## WHAT IS BEING ASKED
Collect every line below that contains the word "Selecteer".

[Recorded data]

++++

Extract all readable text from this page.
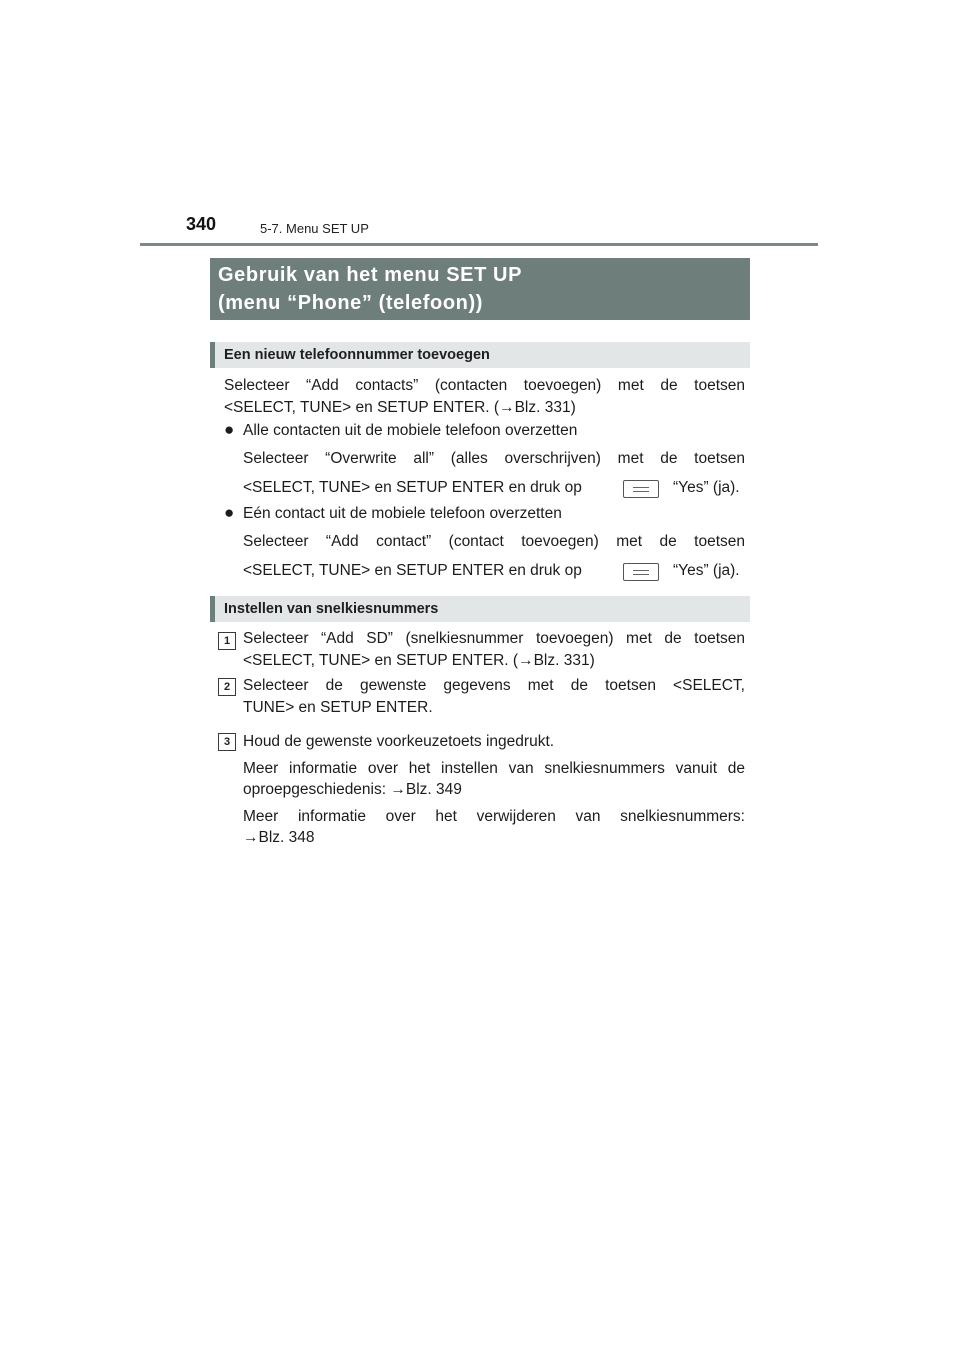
340	5-7. Menu SET UP
Gebruik van het menu SET UP
(menu “Phone” (telefoon))
Een nieuw telefoonnummer toevoegen
Selecteer “Add contacts” (contacten toevoegen) met de toetsen
<SELECT, TUNE> en SETUP ENTER. (→Blz. 331)
● Alle contacten uit de mobiele telefoon overzetten
Selecteer “Overwrite all” (alles overschrijven) met de toetsen
<SELECT, TUNE> en SETUP ENTER en druk op	“Yes” (ja).
● Eén contact uit de mobiele telefoon overzetten
Selecteer “Add contact” (contact toevoegen) met de toetsen
<SELECT, TUNE> en SETUP ENTER en druk op	“Yes” (ja).
Instellen van snelkiesnummers
1 Selecteer “Add SD” (snelkiesnummer toevoegen) met de toetsen
<SELECT, TUNE> en SETUP ENTER. (→Blz. 331)
2 Selecteer de gewenste gegevens met de toetsen <SELECT,
TUNE> en SETUP ENTER.
3 Houd de gewenste voorkeuzetoets ingedrukt.
Meer informatie over het instellen van snelkiesnummers vanuit de
oproepgeschiedenis: →Blz. 349
Meer informatie over het verwijderen van snelkiesnummers:
→Blz. 348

++++

## ANSWER TO THE TASK
Selecteer “Add contacts” (contacten toevoegen) met de toetsen
Selecteer “Overwrite all” (alles overschrijven) met de toetsen
Selecteer “Add contact” (contact toevoegen) met de toetsen
1 Selecteer “Add SD” (snelkiesnummer toevoegen) met de toetsen
2 Selecteer de gewenste gegevens met de toetsen <SELECT,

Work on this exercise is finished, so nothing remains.